[Record extracts — start]
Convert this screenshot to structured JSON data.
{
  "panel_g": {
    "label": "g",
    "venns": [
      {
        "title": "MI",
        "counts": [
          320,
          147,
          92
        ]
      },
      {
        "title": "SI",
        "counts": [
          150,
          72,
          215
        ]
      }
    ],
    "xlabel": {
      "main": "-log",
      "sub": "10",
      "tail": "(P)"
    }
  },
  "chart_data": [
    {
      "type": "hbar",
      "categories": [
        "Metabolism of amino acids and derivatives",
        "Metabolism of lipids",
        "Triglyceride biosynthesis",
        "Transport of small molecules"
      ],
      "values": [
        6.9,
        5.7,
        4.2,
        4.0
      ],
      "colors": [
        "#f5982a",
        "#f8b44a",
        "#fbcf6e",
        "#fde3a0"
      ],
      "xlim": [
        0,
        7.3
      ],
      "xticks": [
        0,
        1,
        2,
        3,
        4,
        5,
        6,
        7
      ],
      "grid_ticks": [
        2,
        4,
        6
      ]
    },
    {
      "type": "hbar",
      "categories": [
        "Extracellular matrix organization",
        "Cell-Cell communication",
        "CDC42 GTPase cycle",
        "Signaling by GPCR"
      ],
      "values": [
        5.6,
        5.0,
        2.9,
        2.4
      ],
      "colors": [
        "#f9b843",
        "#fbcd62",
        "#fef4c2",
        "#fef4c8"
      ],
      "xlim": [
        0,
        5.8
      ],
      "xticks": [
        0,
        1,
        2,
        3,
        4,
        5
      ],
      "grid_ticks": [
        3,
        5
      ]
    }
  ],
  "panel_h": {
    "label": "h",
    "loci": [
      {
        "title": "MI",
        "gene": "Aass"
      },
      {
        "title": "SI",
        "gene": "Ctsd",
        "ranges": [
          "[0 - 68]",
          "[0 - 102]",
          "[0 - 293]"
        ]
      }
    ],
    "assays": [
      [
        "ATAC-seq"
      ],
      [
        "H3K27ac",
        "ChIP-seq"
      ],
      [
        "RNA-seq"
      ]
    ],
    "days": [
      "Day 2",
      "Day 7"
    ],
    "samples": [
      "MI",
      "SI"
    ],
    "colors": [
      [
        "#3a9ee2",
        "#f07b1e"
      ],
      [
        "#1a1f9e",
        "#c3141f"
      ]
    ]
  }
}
[Record extracts — finish]
Each entry above needs to be retyped exactly as it appears.

Convert this screenshot to structured JSON data.
{
  "panel_g": {
    "label": "g",
    "venns": [
      {
        "title": "MI",
        "counts": [
          320,
          147,
          92
        ]
      },
      {
        "title": "SI",
        "counts": [
          150,
          72,
          215
        ]
      }
    ],
    "xlabel": {
      "main": "-log",
      "sub": "10",
      "tail": "(P)"
    }
  },
  "chart_data": [
    {
      "type": "hbar",
      "categories": [
        "Metabolism of amino acids and derivatives",
        "Metabolism of lipids",
        "Triglyceride biosynthesis",
        "Transport of small molecules"
      ],
      "values": [
        6.9,
        5.7,
        4.2,
        4.0
      ],
      "colors": [
        "#f5982a",
        "#f8b44a",
        "#fbcf6e",
        "#fde3a0"
      ],
      "xlim": [
        0,
        7.3
      ],
      "xticks": [
        0,
        1,
        2,
        3,
        4,
        5,
        6,
        7
      ],
      "grid_ticks": [
        2,
        4,
        6
      ]
    },
    {
      "type": "hbar",
      "categories": [
        "Extracellular matrix organization",
        "Cell-Cell communication",
        "CDC42 GTPase cycle",
        "Signaling by GPCR"
      ],
      "values": [
        5.6,
        5.0,
        2.9,
        2.4
      ],
      "colors": [
        "#f9b843",
        "#fbcd62",
        "#fef4c2",
        "#fef4c8"
      ],
      "xlim": [
        0,
        5.8
      ],
      "xticks": [
        0,
        1,
        2,
        3,
        4,
        5
      ],
      "grid_ticks": [
        3,
        5
      ]
    }
  ],
  "panel_h": {
    "label": "h",
    "loci": [
      {
        "title": "MI",
        "gene": "Aass"
      },
      {
        "title": "SI",
        "gene": "Ctsd",
        "ranges": [
          "[0 - 68]",
          "[0 - 102]",
          "[0 - 293]"
        ]
      }
    ],
    "assays": [
      [
        "ATAC-seq"
      ],
      [
        "H3K27ac",
        "ChIP-seq"
      ],
      [
        "RNA-seq"
      ]
    ],
    "days": [
      "Day 2",
      "Day 7"
    ],
    "samples": [
      "MI",
      "SI"
    ],
    "colors": [
      [
        "#3a9ee2",
        "#f07b1e"
      ],
      [
        "#1a1f9e",
        "#c3141f"
      ]
    ]
  }
}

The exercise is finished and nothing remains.